TO BE DONE – Word for word, quote all of the material, omitting the pictures.

INFORMATION SHOWN –
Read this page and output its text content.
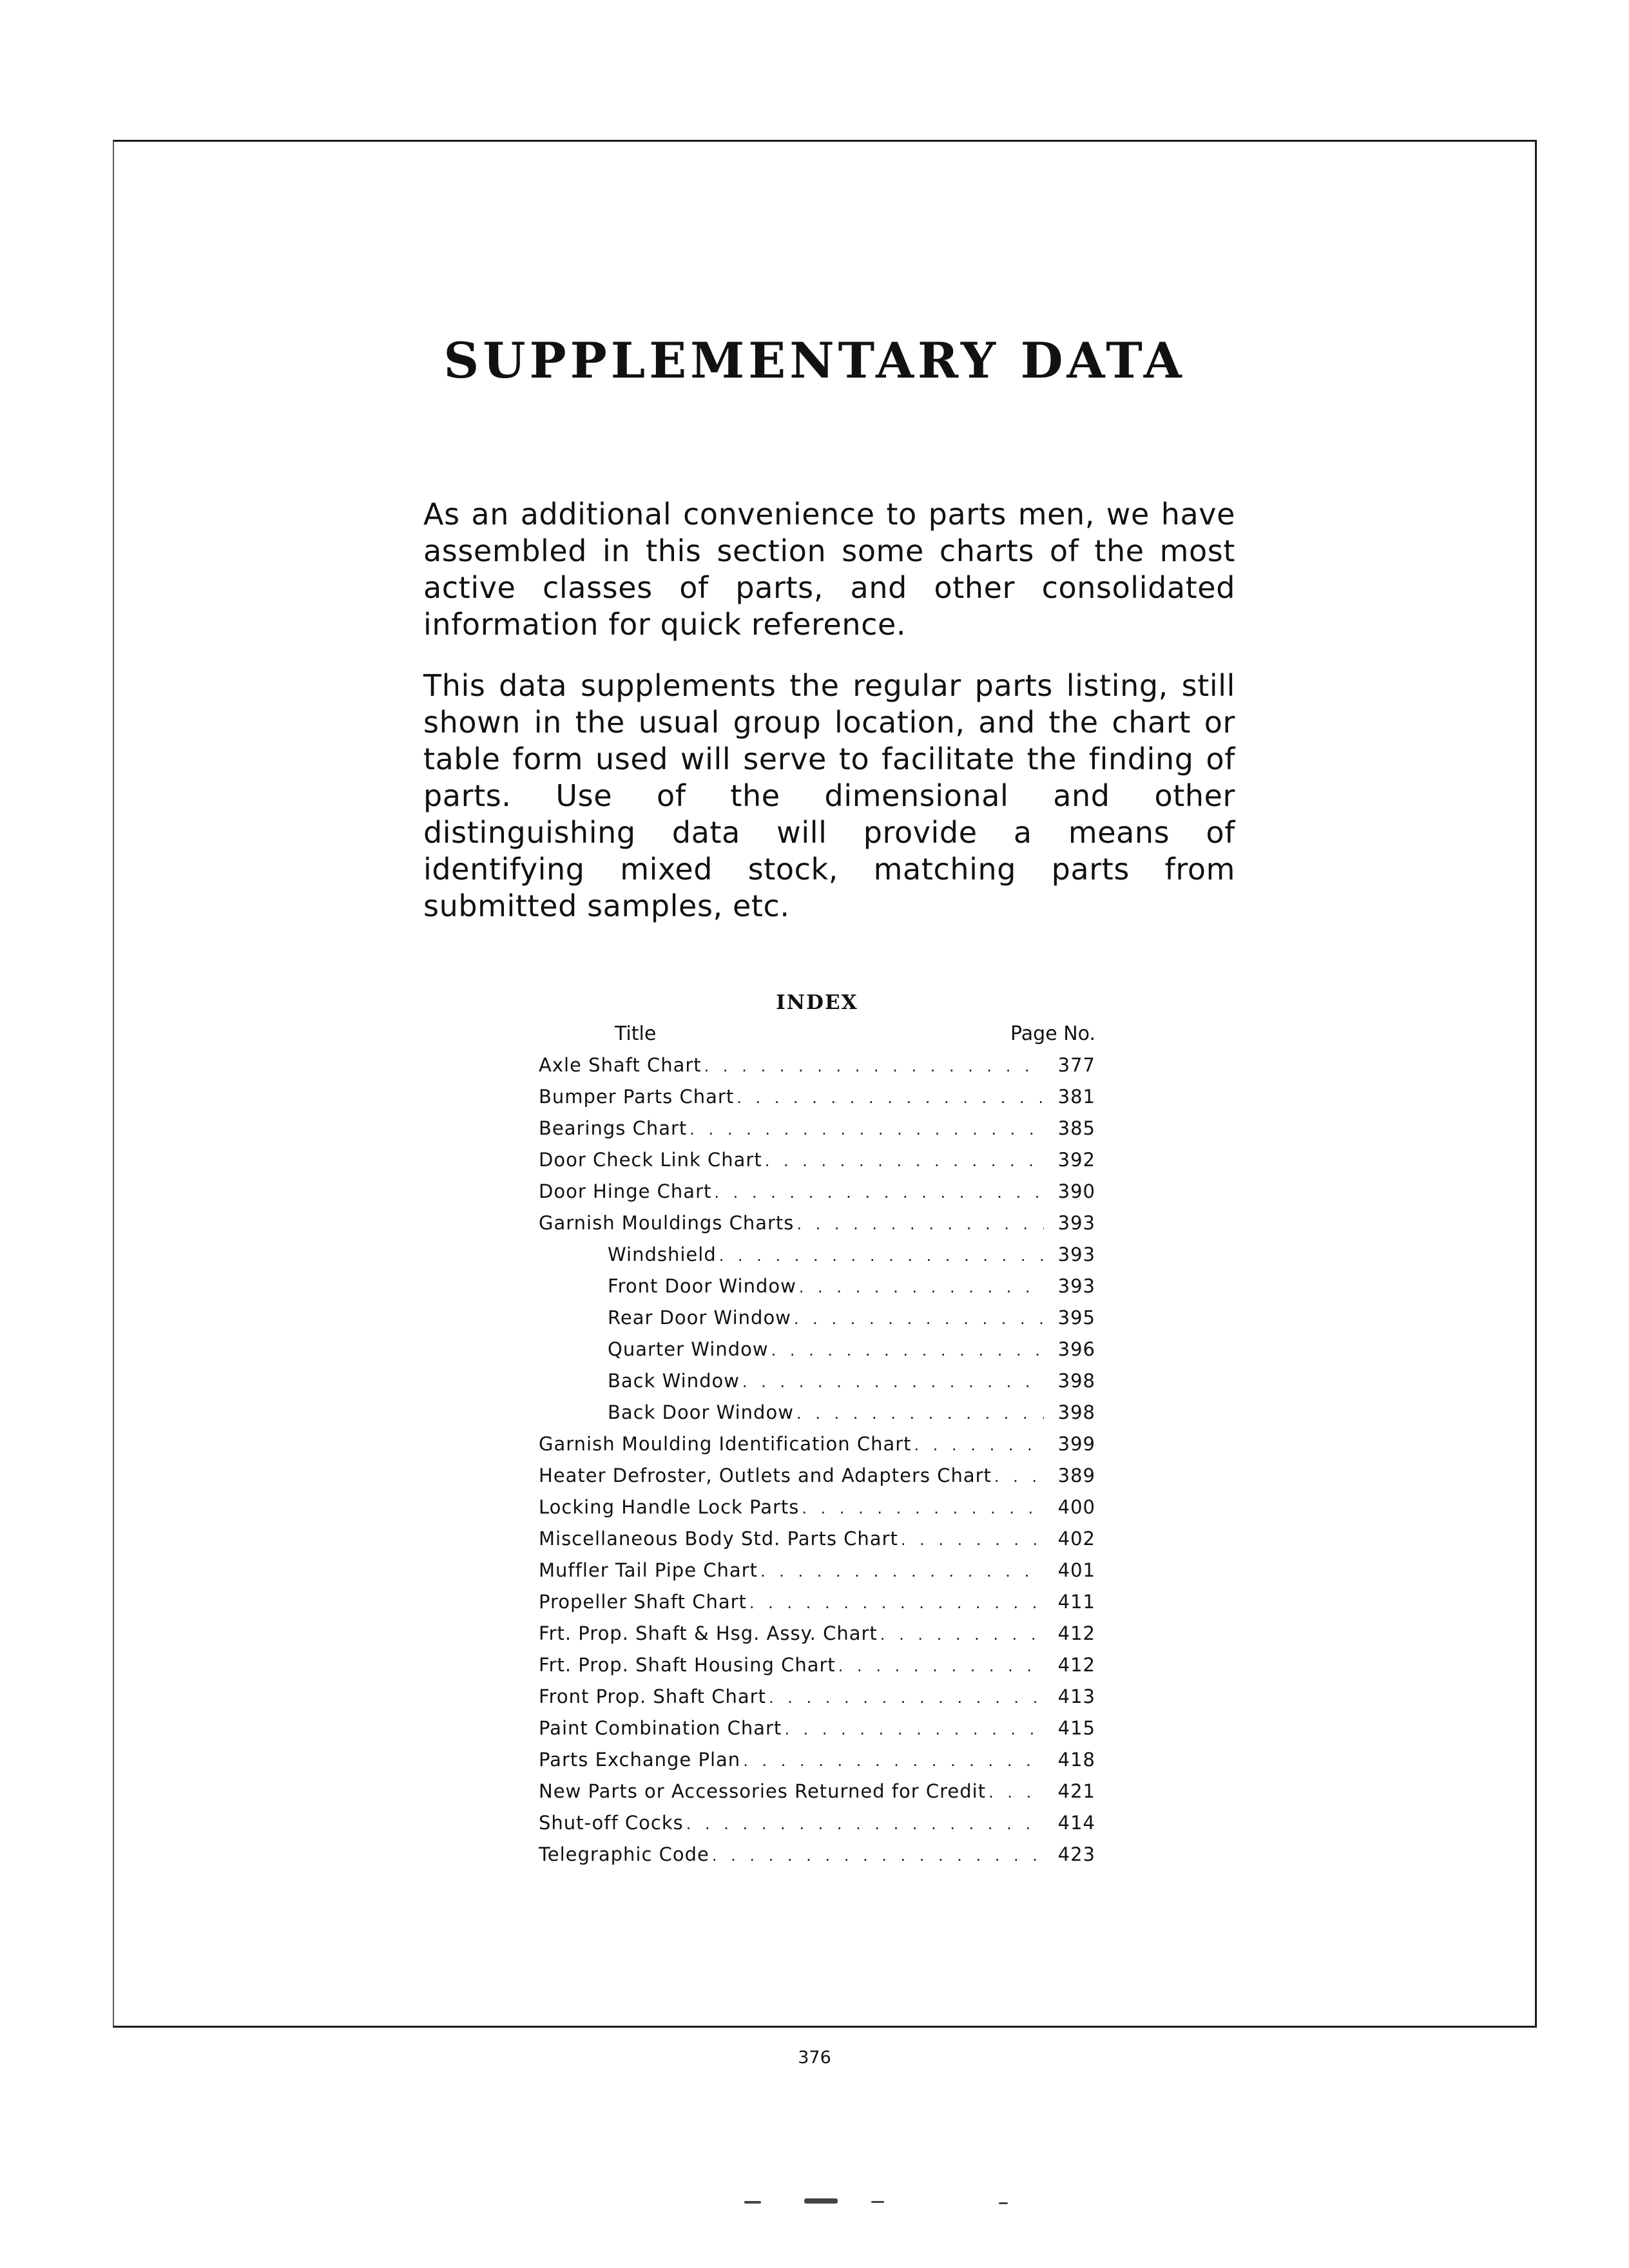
SUPPLEMENTARY DATA

As an additional convenience to parts men, we have assembled in this section some charts of the most active classes of parts, and other consolidated information for quick reference.

This data supplements the regular parts listing, still shown in the usual group location, and the chart or table form used will serve to facilitate the finding of parts. Use of the dimensional and other distinguishing data will provide a means of identifying mixed stock, matching parts from submitted samples, etc.

INDEX
Title	Page No.
Axle Shaft Chart . . .	377
Bumper Parts Chart . . .	381
Bearings Chart . . .	385
Door Check Link Chart . . .	392
Door Hinge Chart . . .	390
Garnish Mouldings Charts . . .	393
Windshield . . .	393
Front Door Window . . .	393
Rear Door Window . . .	395
Quarter Window . . .	396
Back Window . . .	398
Back Door Window . . .	398
Garnish Moulding Identification Chart . . .	399
Heater Defroster, Outlets and Adapters Chart . . .	389
Locking Handle Lock Parts . . .	400
Miscellaneous Body Std. Parts Chart . . .	402
Muffler Tail Pipe Chart . . .	401
Propeller Shaft Chart . . .	411
Frt. Prop. Shaft & Hsg. Assy. Chart . . .	412
Frt. Prop. Shaft Housing Chart . . .	412
Front Prop. Shaft Chart . . .	413
Paint Combination Chart . . .	415
Parts Exchange Plan . . .	418
New Parts or Accessories Returned for Credit . . .	421
Shut-off Cocks . . .	414
Telegraphic Code . . .	423
376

TASK SOLUTION –
Read this page and output its text content.
SUPPLEMENTARY DATA

As an additional convenience to parts men, we have assembled in this section some charts of the most active classes of parts, and other consolidated information for quick reference.

This data supplements the regular parts listing, still shown in the usual group location, and the chart or table form used will serve to facilitate the finding of parts. Use of the dimensional and other distinguishing data will provide a means of identifying mixed stock, matching parts from submitted samples, etc.

INDEX
Title	Page No.
Axle Shaft Chart . . .	377
Bumper Parts Chart . . .	381
Bearings Chart . . .	385
Door Check Link Chart . . .	392
Door Hinge Chart . . .	390
Garnish Mouldings Charts . . .	393
Windshield . . .	393
Front Door Window . . .	393
Rear Door Window . . .	395
Quarter Window . . .	396
Back Window . . .	398
Back Door Window . . .	398
Garnish Moulding Identification Chart . . .	399
Heater Defroster, Outlets and Adapters Chart . . .	389
Locking Handle Lock Parts . . .	400
Miscellaneous Body Std. Parts Chart . . .	402
Muffler Tail Pipe Chart . . .	401
Propeller Shaft Chart . . .	411
Frt. Prop. Shaft & Hsg. Assy. Chart . . .	412
Frt. Prop. Shaft Housing Chart . . .	412
Front Prop. Shaft Chart . . .	413
Paint Combination Chart . . .	415
Parts Exchange Plan . . .	418
New Parts or Accessories Returned for Credit . . .	421
Shut-off Cocks . . .	414
Telegraphic Code . . .	423
376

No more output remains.